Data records
>> begin
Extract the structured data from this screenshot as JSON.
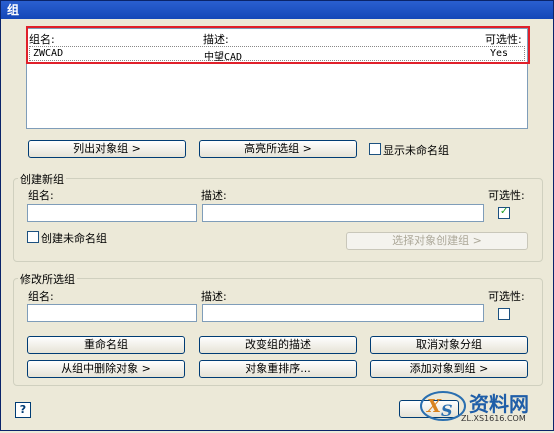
{
  "window": {
    "title": "组"
  },
  "groups_list": {
    "headers": {
      "name": "组名:",
      "description": "描述:",
      "selectable": "可选性:"
    },
    "rows": [
      {
        "name": "ZWCAD",
        "description": "中望CAD",
        "selectable": "Yes"
      }
    ]
  },
  "list_actions": {
    "list_button": "列出对象组  >",
    "highlight_button": "高亮所选组  >",
    "show_unnamed_label": "显示未命名组"
  },
  "create_group": {
    "title": "创建新组",
    "name_label": "组名:",
    "description_label": "描述:",
    "selectable_label": "可选性:",
    "name_value": "",
    "description_value": "",
    "selectable_checked": true,
    "unnamed_label": "创建未命名组",
    "select_objects_button": "选择对象创建组  >"
  },
  "modify_group": {
    "title": "修改所选组",
    "name_label": "组名:",
    "description_label": "描述:",
    "selectable_label": "可选性:",
    "name_value": "",
    "description_value": "",
    "selectable_checked": false,
    "rename_button": "重命名组",
    "change_description_button": "改变组的描述",
    "ungroup_button": "取消对象分组",
    "remove_button": "从组中删除对象  >",
    "reorder_button": "对象重排序...",
    "add_button": "添加对象到组  >"
  },
  "footer": {
    "help_glyph": "?",
    "watermark_text": "资料网",
    "watermark_url": "ZL.XS1616.COM"
  }
}
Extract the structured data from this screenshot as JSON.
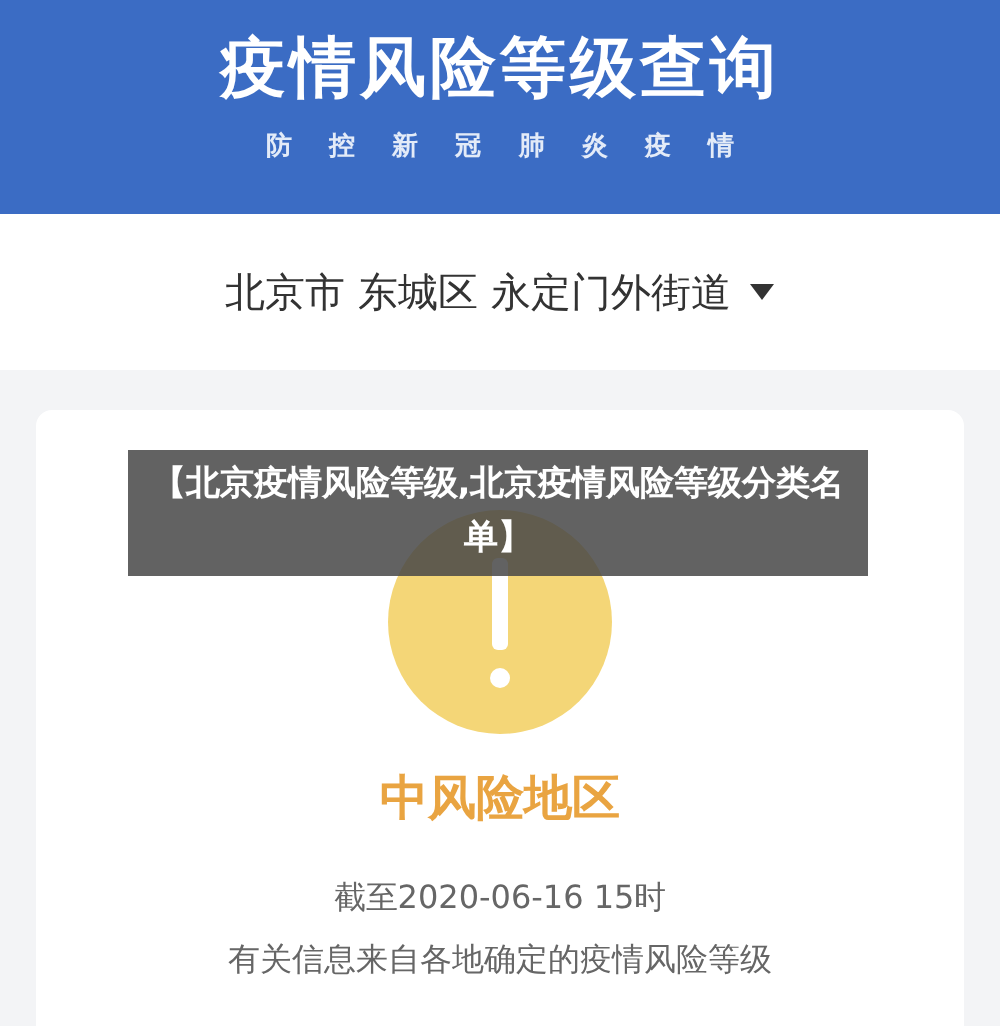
{
  "header": {
    "title": "疫情风险等级查询",
    "subtitle": "防 控 新 冠 肺 炎 疫 情"
  },
  "location": {
    "value": "北京市 东城区 永定门外街道"
  },
  "result": {
    "risk_level": "中风险地区",
    "updated": "截至2020-06-16 15时",
    "note": "有关信息来自各地确定的疫情风险等级"
  },
  "caption": "【北京疫情风险等级,北京疫情风险等级分类名单】"
}
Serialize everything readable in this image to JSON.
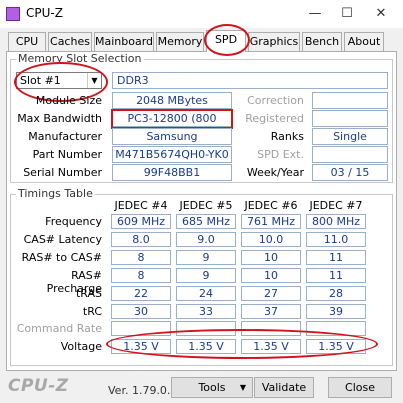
{
  "window": {
    "title": "CPU-Z",
    "minimize": "—",
    "maximize": "☐",
    "close": "✕"
  },
  "tabs": [
    "CPU",
    "Caches",
    "Mainboard",
    "Memory",
    "SPD",
    "Graphics",
    "Bench",
    "About"
  ],
  "active_tab": "SPD",
  "memory_slot": {
    "group_title": "Memory Slot Selection",
    "slot_selected": "Slot #1",
    "memory_type": "DDR3",
    "module_size_label": "Module Size",
    "module_size": "2048 MBytes",
    "max_bandwidth_label": "Max Bandwidth",
    "max_bandwidth": "PC3-12800 (800 MHz)",
    "manufacturer_label": "Manufacturer",
    "manufacturer": "Samsung",
    "part_number_label": "Part Number",
    "part_number": "M471B5674QH0-YK0",
    "serial_number_label": "Serial Number",
    "serial_number": "99F48BB1",
    "correction_label": "Correction",
    "correction": "",
    "registered_label": "Registered",
    "registered": "",
    "ranks_label": "Ranks",
    "ranks": "Single",
    "spd_ext_label": "SPD Ext.",
    "spd_ext": "",
    "week_year_label": "Week/Year",
    "week_year": "03 / 15"
  },
  "timings": {
    "group_title": "Timings Table",
    "columns": [
      "JEDEC #4",
      "JEDEC #5",
      "JEDEC #6",
      "JEDEC #7"
    ],
    "rows": [
      {
        "label": "Frequency",
        "dim": false,
        "values": [
          "609 MHz",
          "685 MHz",
          "761 MHz",
          "800 MHz"
        ]
      },
      {
        "label": "CAS# Latency",
        "dim": false,
        "values": [
          "8.0",
          "9.0",
          "10.0",
          "11.0"
        ]
      },
      {
        "label": "RAS# to CAS#",
        "dim": false,
        "values": [
          "8",
          "9",
          "10",
          "11"
        ]
      },
      {
        "label": "RAS# Precharge",
        "dim": false,
        "values": [
          "8",
          "9",
          "10",
          "11"
        ]
      },
      {
        "label": "tRAS",
        "dim": false,
        "values": [
          "22",
          "24",
          "27",
          "28"
        ]
      },
      {
        "label": "tRC",
        "dim": false,
        "values": [
          "30",
          "33",
          "37",
          "39"
        ]
      },
      {
        "label": "Command Rate",
        "dim": true,
        "values": [
          "",
          "",
          "",
          ""
        ]
      },
      {
        "label": "Voltage",
        "dim": false,
        "values": [
          "1.35 V",
          "1.35 V",
          "1.35 V",
          "1.35 V"
        ]
      }
    ]
  },
  "footer": {
    "logo": "CPU-Z",
    "version": "Ver. 1.79.0.x32",
    "tools_label": "Tools",
    "validate_label": "Validate",
    "close_label": "Close"
  }
}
>> end
Keep the pictures out of the copy and return the rest of the data above exactly.

TASK ANSWER:
Extract the structured data from this screenshot as JSON.
{
  "window": {
    "title": "组"
  },
  "groups_list": {
    "headers": {
      "name": "组名:",
      "description": "描述:",
      "selectable": "可选性:"
    },
    "rows": [
      {
        "name": "ZWCAD",
        "description": "中望CAD",
        "selectable": "Yes"
      }
    ]
  },
  "list_actions": {
    "list_button": "列出对象组  >",
    "highlight_button": "高亮所选组  >",
    "show_unnamed_label": "显示未命名组"
  },
  "create_group": {
    "title": "创建新组",
    "name_label": "组名:",
    "description_label": "描述:",
    "selectable_label": "可选性:",
    "name_value": "",
    "description_value": "",
    "selectable_checked": true,
    "unnamed_label": "创建未命名组",
    "select_objects_button": "选择对象创建组  >"
  },
  "modify_group": {
    "title": "修改所选组",
    "name_label": "组名:",
    "description_label": "描述:",
    "selectable_label": "可选性:",
    "name_value": "",
    "description_value": "",
    "selectable_checked": false,
    "rename_button": "重命名组",
    "change_description_button": "改变组的描述",
    "ungroup_button": "取消对象分组",
    "remove_button": "从组中删除对象  >",
    "reorder_button": "对象重排序...",
    "add_button": "添加对象到组  >"
  },
  "footer": {
    "help_glyph": "?",
    "watermark_text": "资料网",
    "watermark_url": "ZL.XS1616.COM"
  }
}
Extract the structured data from this screenshot as JSON.
{
  "header": {
    "title": "疫情风险等级查询",
    "subtitle": "防 控 新 冠 肺 炎 疫 情"
  },
  "location": {
    "value": "北京市 东城区 永定门外街道"
  },
  "result": {
    "risk_level": "中风险地区",
    "updated": "截至2020-06-16 15时",
    "note": "有关信息来自各地确定的疫情风险等级"
  },
  "caption": "【北京疫情风险等级,北京疫情风险等级分类名单】"
}
Serialize everything readable in this image to JSON.
{
  "window": {
    "title": "CPU-Z",
    "minimize": "—",
    "maximize": "☐",
    "close": "✕"
  },
  "tabs": [
    "CPU",
    "Caches",
    "Mainboard",
    "Memory",
    "SPD",
    "Graphics",
    "Bench",
    "About"
  ],
  "active_tab": "SPD",
  "memory_slot": {
    "group_title": "Memory Slot Selection",
    "slot_selected": "Slot #1",
    "memory_type": "DDR3",
    "module_size_label": "Module Size",
    "module_size": "2048 MBytes",
    "max_bandwidth_label": "Max Bandwidth",
    "max_bandwidth": "PC3-12800 (800 MHz)",
    "manufacturer_label": "Manufacturer",
    "manufacturer": "Samsung",
    "part_number_label": "Part Number",
    "part_number": "M471B5674QH0-YK0",
    "serial_number_label": "Serial Number",
    "serial_number": "99F48BB1",
    "correction_label": "Correction",
    "correction": "",
    "registered_label": "Registered",
    "registered": "",
    "ranks_label": "Ranks",
    "ranks": "Single",
    "spd_ext_label": "SPD Ext.",
    "spd_ext": "",
    "week_year_label": "Week/Year",
    "week_year": "03 / 15"
  },
  "timings": {
    "group_title": "Timings Table",
    "columns": [
      "JEDEC #4",
      "JEDEC #5",
      "JEDEC #6",
      "JEDEC #7"
    ],
    "rows": [
      {
        "label": "Frequency",
        "dim": false,
        "values": [
          "609 MHz",
          "685 MHz",
          "761 MHz",
          "800 MHz"
        ]
      },
      {
        "label": "CAS# Latency",
        "dim": false,
        "values": [
          "8.0",
          "9.0",
          "10.0",
          "11.0"
        ]
      },
      {
        "label": "RAS# to CAS#",
        "dim": false,
        "values": [
          "8",
          "9",
          "10",
          "11"
        ]
      },
      {
        "label": "RAS# Precharge",
        "dim": false,
        "values": [
          "8",
          "9",
          "10",
          "11"
        ]
      },
      {
        "label": "tRAS",
        "dim": false,
        "values": [
          "22",
          "24",
          "27",
          "28"
        ]
      },
      {
        "label": "tRC",
        "dim": false,
        "values": [
          "30",
          "33",
          "37",
          "39"
        ]
      },
      {
        "label": "Command Rate",
        "dim": true,
        "values": [
          "",
          "",
          "",
          ""
        ]
      },
      {
        "label": "Voltage",
        "dim": false,
        "values": [
          "1.35 V",
          "1.35 V",
          "1.35 V",
          "1.35 V"
        ]
      }
    ]
  },
  "footer": {
    "logo": "CPU-Z",
    "version": "Ver. 1.79.0.x32",
    "tools_label": "Tools",
    "validate_label": "Validate",
    "close_label": "Close"
  }
}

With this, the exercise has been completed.